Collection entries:
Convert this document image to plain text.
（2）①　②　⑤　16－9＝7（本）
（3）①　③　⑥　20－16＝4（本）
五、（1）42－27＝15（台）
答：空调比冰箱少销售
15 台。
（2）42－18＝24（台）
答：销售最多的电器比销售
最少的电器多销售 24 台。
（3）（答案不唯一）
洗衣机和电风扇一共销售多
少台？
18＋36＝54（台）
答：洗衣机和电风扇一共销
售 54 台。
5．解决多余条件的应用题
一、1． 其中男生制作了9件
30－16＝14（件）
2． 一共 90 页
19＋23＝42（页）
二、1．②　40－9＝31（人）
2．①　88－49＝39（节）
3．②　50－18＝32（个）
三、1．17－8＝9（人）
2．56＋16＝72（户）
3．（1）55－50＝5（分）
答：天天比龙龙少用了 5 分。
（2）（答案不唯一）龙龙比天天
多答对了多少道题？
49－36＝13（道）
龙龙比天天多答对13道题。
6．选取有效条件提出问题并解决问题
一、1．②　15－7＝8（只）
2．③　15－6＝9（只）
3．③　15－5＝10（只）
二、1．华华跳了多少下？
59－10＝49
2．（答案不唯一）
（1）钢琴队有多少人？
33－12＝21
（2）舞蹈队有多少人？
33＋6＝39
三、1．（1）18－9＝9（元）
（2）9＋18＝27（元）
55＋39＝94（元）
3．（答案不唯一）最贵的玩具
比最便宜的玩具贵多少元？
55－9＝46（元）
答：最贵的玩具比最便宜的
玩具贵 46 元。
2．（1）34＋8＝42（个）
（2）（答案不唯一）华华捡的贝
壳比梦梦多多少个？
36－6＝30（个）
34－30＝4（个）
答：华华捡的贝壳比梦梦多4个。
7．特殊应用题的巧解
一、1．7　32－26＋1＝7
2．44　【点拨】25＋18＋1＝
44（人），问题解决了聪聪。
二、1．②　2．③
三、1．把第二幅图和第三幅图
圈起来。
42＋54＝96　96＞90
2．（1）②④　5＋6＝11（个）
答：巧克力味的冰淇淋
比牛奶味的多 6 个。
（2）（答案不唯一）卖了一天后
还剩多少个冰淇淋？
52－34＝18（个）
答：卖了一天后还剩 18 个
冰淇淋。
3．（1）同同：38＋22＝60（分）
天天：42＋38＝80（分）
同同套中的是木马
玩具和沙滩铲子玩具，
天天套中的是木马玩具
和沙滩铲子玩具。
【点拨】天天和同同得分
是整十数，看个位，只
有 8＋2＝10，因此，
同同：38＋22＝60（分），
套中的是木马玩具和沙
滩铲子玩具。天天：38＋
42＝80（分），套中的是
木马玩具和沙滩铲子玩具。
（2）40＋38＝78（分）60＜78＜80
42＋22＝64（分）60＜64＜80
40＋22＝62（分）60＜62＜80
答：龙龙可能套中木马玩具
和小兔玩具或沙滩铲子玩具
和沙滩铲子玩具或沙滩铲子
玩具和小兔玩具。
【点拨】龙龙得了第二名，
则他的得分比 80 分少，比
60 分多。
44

→ **Challenge**
Faithfully transcribe the whole of the data.

→ **Complete response**
Convert this document image to plain text.
（2）①　②　⑤　16－9＝7（本）
（3）①　③　⑥　20－16＝4（本）
五、（1）42－27＝15（台）
答：空调比冰箱少销售
15 台。
（2）42－18＝24（台）
答：销售最多的电器比销售
最少的电器多销售 24 台。
（3）（答案不唯一）
洗衣机和电风扇一共销售多
少台？
18＋36＝54（台）
答：洗衣机和电风扇一共销
售 54 台。
5．解决多余条件的应用题
一、1． 其中男生制作了9件
30－16＝14（件）
2． 一共 90 页
19＋23＝42（页）
二、1．②　40－9＝31（人）
2．①　88－49＝39（节）
3．②　50－18＝32（个）
三、1．17－8＝9（人）
2．56＋16＝72（户）
3．（1）55－50＝5（分）
答：天天比龙龙少用了 5 分。
（2）（答案不唯一）龙龙比天天
多答对了多少道题？
49－36＝13（道）
龙龙比天天多答对13道题。
6．选取有效条件提出问题并解决问题
一、1．②　15－7＝8（只）
2．③　15－6＝9（只）
3．③　15－5＝10（只）
二、1．华华跳了多少下？
59－10＝49
2．（答案不唯一）
（1）钢琴队有多少人？
33－12＝21
（2）舞蹈队有多少人？
33＋6＝39
三、1．（1）18－9＝9（元）
（2）9＋18＝27（元）
55＋39＝94（元）
3．（答案不唯一）最贵的玩具
比最便宜的玩具贵多少元？
55－9＝46（元）
答：最贵的玩具比最便宜的
玩具贵 46 元。
2．（1）34＋8＝42（个）
（2）（答案不唯一）华华捡的贝
壳比梦梦多多少个？
36－6＝30（个）
34－30＝4（个）
答：华华捡的贝壳比梦梦多4个。
7．特殊应用题的巧解
一、1．7　32－26＋1＝7
2．44　【点拨】25＋18＋1＝
44（人），问题解决了聪聪。
二、1．②　2．③
三、1．把第二幅图和第三幅图
圈起来。
42＋54＝96　96＞90
2．（1）②④　5＋6＝11（个）
答：巧克力味的冰淇淋
比牛奶味的多 6 个。
（2）（答案不唯一）卖了一天后
还剩多少个冰淇淋？
52－34＝18（个）
答：卖了一天后还剩 18 个
冰淇淋。
3．（1）同同：38＋22＝60（分）
天天：42＋38＝80（分）
同同套中的是木马
玩具和沙滩铲子玩具，
天天套中的是木马玩具
和沙滩铲子玩具。
【点拨】天天和同同得分
是整十数，看个位，只
有 8＋2＝10，因此，
同同：38＋22＝60（分），
套中的是木马玩具和沙
滩铲子玩具。天天：38＋
42＝80（分），套中的是
木马玩具和沙滩铲子玩具。
（2）40＋38＝78（分）60＜78＜80
42＋22＝64（分）60＜64＜80
40＋22＝62（分）60＜62＜80
答：龙龙可能套中木马玩具
和小兔玩具或沙滩铲子玩具
和沙滩铲子玩具或沙滩铲子
玩具和小兔玩具。
【点拨】龙龙得了第二名，
则他的得分比 80 分少，比
60 分多。
44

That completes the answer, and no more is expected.